Give all of the lines again exactly as they read.

-- start EXTRACTED ENTRIES --

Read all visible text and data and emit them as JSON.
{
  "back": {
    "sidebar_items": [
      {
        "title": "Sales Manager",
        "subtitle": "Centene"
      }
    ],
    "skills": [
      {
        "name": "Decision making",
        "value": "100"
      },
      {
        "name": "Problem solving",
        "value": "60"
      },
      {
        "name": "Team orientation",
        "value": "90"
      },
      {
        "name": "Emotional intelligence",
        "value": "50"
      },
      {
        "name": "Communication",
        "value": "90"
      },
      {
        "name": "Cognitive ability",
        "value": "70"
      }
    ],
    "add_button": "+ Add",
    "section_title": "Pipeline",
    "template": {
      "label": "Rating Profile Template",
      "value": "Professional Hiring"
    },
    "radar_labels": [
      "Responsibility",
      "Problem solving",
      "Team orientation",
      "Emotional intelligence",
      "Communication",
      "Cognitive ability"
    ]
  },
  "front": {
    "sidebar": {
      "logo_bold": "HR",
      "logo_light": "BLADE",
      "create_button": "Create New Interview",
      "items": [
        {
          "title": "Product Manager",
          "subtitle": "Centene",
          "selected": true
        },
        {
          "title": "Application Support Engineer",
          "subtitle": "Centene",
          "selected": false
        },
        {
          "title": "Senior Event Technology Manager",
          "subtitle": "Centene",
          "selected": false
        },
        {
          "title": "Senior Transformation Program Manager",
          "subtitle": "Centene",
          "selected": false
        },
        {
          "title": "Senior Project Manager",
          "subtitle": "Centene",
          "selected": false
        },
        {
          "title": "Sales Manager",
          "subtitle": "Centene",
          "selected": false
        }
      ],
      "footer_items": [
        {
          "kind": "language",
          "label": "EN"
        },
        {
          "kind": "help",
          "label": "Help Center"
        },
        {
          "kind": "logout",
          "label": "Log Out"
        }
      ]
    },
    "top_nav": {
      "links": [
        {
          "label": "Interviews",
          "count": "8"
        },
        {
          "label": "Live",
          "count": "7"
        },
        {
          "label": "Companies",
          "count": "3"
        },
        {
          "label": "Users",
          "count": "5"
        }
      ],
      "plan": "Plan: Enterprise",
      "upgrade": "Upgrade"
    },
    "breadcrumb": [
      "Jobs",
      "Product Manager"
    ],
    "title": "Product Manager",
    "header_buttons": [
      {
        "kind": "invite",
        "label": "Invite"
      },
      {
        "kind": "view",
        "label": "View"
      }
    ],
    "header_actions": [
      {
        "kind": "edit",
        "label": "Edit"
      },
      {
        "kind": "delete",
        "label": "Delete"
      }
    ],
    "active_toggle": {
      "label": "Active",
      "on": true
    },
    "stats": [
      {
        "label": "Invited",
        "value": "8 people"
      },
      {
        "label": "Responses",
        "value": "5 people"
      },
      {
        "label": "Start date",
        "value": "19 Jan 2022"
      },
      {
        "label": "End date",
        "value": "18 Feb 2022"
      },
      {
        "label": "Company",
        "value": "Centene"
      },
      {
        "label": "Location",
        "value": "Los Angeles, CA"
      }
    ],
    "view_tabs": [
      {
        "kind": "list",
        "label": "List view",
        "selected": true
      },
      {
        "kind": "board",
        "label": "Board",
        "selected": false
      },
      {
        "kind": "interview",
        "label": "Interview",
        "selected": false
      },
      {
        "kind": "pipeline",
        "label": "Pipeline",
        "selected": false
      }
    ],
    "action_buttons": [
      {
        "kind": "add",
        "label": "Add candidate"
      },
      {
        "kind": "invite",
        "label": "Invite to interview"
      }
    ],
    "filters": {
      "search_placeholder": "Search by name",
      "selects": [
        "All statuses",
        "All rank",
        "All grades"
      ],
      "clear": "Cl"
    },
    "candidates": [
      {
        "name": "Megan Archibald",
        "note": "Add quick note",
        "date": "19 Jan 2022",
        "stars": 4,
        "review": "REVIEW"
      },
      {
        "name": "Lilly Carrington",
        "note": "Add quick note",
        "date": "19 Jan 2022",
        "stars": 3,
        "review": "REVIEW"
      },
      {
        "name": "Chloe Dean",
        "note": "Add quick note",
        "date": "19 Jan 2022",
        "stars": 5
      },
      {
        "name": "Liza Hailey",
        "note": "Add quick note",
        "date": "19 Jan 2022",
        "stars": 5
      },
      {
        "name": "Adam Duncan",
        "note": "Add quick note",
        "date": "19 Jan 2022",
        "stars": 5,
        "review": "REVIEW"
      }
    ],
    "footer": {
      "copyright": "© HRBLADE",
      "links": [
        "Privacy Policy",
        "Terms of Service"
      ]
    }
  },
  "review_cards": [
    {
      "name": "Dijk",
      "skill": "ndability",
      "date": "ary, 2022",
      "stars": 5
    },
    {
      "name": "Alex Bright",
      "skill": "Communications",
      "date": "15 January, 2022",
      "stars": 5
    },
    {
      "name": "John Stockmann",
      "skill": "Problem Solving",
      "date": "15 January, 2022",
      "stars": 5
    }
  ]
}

-- end EXTRACTED ENTRIES --

▸ **RESPONSE TO THIS EXERCISE**
Read all visible text and data and emit them as JSON.
{
  "back": {
    "sidebar_items": [
      {
        "title": "Sales Manager",
        "subtitle": "Centene"
      }
    ],
    "skills": [
      {
        "name": "Decision making",
        "value": "100"
      },
      {
        "name": "Problem solving",
        "value": "60"
      },
      {
        "name": "Team orientation",
        "value": "90"
      },
      {
        "name": "Emotional intelligence",
        "value": "50"
      },
      {
        "name": "Communication",
        "value": "90"
      },
      {
        "name": "Cognitive ability",
        "value": "70"
      }
    ],
    "add_button": "+ Add",
    "section_title": "Pipeline",
    "template": {
      "label": "Rating Profile Template",
      "value": "Professional Hiring"
    },
    "radar_labels": [
      "Responsibility",
      "Problem solving",
      "Team orientation",
      "Emotional intelligence",
      "Communication",
      "Cognitive ability"
    ]
  },
  "front": {
    "sidebar": {
      "logo_bold": "HR",
      "logo_light": "BLADE",
      "create_button": "Create New Interview",
      "items": [
        {
          "title": "Product Manager",
          "subtitle": "Centene",
          "selected": true
        },
        {
          "title": "Application Support Engineer",
          "subtitle": "Centene",
          "selected": false
        },
        {
          "title": "Senior Event Technology Manager",
          "subtitle": "Centene",
          "selected": false
        },
        {
          "title": "Senior Transformation Program Manager",
          "subtitle": "Centene",
          "selected": false
        },
        {
          "title": "Senior Project Manager",
          "subtitle": "Centene",
          "selected": false
        },
        {
          "title": "Sales Manager",
          "subtitle": "Centene",
          "selected": false
        }
      ],
      "footer_items": [
        {
          "kind": "language",
          "label": "EN"
        },
        {
          "kind": "help",
          "label": "Help Center"
        },
        {
          "kind": "logout",
          "label": "Log Out"
        }
      ]
    },
    "top_nav": {
      "links": [
        {
          "label": "Interviews",
          "count": "8"
        },
        {
          "label": "Live",
          "count": "7"
        },
        {
          "label": "Companies",
          "count": "3"
        },
        {
          "label": "Users",
          "count": "5"
        }
      ],
      "plan": "Plan: Enterprise",
      "upgrade": "Upgrade"
    },
    "breadcrumb": [
      "Jobs",
      "Product Manager"
    ],
    "title": "Product Manager",
    "header_buttons": [
      {
        "kind": "invite",
        "label": "Invite"
      },
      {
        "kind": "view",
        "label": "View"
      }
    ],
    "header_actions": [
      {
        "kind": "edit",
        "label": "Edit"
      },
      {
        "kind": "delete",
        "label": "Delete"
      }
    ],
    "active_toggle": {
      "label": "Active",
      "on": true
    },
    "stats": [
      {
        "label": "Invited",
        "value": "8 people"
      },
      {
        "label": "Responses",
        "value": "5 people"
      },
      {
        "label": "Start date",
        "value": "19 Jan 2022"
      },
      {
        "label": "End date",
        "value": "18 Feb 2022"
      },
      {
        "label": "Company",
        "value": "Centene"
      },
      {
        "label": "Location",
        "value": "Los Angeles, CA"
      }
    ],
    "view_tabs": [
      {
        "kind": "list",
        "label": "List view",
        "selected": true
      },
      {
        "kind": "board",
        "label": "Board",
        "selected": false
      },
      {
        "kind": "interview",
        "label": "Interview",
        "selected": false
      },
      {
        "kind": "pipeline",
        "label": "Pipeline",
        "selected": false
      }
    ],
    "action_buttons": [
      {
        "kind": "add",
        "label": "Add candidate"
      },
      {
        "kind": "invite",
        "label": "Invite to interview"
      }
    ],
    "filters": {
      "search_placeholder": "Search by name",
      "selects": [
        "All statuses",
        "All rank",
        "All grades"
      ],
      "clear": "Cl"
    },
    "candidates": [
      {
        "name": "Megan Archibald",
        "note": "Add quick note",
        "date": "19 Jan 2022",
        "stars": 4,
        "review": "REVIEW"
      },
      {
        "name": "Lilly Carrington",
        "note": "Add quick note",
        "date": "19 Jan 2022",
        "stars": 3,
        "review": "REVIEW"
      },
      {
        "name": "Chloe Dean",
        "note": "Add quick note",
        "date": "19 Jan 2022",
        "stars": 5
      },
      {
        "name": "Liza Hailey",
        "note": "Add quick note",
        "date": "19 Jan 2022",
        "stars": 5
      },
      {
        "name": "Adam Duncan",
        "note": "Add quick note",
        "date": "19 Jan 2022",
        "stars": 5,
        "review": "REVIEW"
      }
    ],
    "footer": {
      "copyright": "© HRBLADE",
      "links": [
        "Privacy Policy",
        "Terms of Service"
      ]
    }
  },
  "review_cards": [
    {
      "name": "Dijk",
      "skill": "ndability",
      "date": "ary, 2022",
      "stars": 5
    },
    {
      "name": "Alex Bright",
      "skill": "Communications",
      "date": "15 January, 2022",
      "stars": 5
    },
    {
      "name": "John Stockmann",
      "skill": "Problem Solving",
      "date": "15 January, 2022",
      "stars": 5
    }
  ]
}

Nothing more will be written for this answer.